+++ Dataset rows

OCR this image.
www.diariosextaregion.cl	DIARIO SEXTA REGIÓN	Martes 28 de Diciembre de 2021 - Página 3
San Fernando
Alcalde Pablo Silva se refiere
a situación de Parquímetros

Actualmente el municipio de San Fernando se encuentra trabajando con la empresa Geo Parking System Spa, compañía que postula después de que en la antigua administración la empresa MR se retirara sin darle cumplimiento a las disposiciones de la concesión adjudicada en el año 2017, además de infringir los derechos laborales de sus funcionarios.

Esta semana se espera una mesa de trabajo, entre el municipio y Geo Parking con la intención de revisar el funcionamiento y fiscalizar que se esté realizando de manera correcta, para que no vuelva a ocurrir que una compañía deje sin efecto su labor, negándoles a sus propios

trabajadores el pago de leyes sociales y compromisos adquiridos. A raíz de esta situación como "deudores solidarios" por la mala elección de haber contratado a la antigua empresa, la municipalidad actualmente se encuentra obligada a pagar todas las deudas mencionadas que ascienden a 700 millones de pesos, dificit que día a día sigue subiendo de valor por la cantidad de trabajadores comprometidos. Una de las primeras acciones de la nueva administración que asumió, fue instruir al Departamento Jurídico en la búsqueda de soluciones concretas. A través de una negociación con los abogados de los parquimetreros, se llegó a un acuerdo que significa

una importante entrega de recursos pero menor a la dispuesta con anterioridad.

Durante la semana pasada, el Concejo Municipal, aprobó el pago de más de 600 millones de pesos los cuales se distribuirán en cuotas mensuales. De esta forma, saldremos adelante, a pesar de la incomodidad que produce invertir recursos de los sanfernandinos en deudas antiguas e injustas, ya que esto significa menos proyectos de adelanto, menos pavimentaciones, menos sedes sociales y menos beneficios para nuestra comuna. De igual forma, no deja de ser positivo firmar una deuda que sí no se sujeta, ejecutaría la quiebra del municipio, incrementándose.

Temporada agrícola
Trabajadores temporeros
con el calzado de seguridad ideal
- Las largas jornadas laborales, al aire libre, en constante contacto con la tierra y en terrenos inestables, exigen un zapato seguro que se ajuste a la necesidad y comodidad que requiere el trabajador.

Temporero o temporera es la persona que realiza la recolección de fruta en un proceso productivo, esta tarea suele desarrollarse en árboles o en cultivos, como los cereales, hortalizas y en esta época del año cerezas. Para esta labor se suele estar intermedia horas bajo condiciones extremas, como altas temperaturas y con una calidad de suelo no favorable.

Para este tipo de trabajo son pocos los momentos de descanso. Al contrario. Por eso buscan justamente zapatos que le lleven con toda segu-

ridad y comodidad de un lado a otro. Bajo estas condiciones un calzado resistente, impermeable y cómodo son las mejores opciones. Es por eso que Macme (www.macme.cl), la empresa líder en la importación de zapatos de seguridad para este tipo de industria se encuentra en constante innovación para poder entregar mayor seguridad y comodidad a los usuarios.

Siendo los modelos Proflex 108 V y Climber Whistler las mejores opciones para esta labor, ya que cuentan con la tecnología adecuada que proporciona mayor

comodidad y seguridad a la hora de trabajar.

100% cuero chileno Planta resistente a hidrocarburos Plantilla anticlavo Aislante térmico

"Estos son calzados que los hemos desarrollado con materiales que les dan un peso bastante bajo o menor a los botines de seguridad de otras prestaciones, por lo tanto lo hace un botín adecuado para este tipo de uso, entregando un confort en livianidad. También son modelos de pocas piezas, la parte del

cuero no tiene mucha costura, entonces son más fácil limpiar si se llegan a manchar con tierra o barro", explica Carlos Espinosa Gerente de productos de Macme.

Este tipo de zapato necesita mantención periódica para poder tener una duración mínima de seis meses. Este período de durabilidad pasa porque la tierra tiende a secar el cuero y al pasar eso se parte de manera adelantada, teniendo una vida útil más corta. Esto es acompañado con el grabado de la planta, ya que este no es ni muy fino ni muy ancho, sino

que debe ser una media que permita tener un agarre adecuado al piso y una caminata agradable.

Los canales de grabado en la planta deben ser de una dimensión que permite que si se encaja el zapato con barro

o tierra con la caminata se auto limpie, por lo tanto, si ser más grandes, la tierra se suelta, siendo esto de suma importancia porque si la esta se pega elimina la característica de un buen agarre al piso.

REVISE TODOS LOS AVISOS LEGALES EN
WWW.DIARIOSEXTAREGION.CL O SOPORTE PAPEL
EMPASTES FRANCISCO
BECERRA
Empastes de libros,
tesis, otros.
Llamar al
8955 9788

++++++

■ Given request:
Your task is to pick out every line with the string "opciones" and copy it.

■ Expected output:
ridad y comodidad de un lado a otro. Bajo estas condiciones un calzado resistente, impermeable y cómodo son las mejores opciones. Es por eso que Macme (www.macme.cl), la empresa líder en la importación de zapatos de seguridad para este tipo de industria se encuentra en constante innovación para poder entregar mayor seguridad y comodidad a los usuarios.
Siendo los modelos Proflex 108 V y Climber Whistler las mejores opciones para esta labor, ya que cuentan con la tecnología adecuada que proporciona mayor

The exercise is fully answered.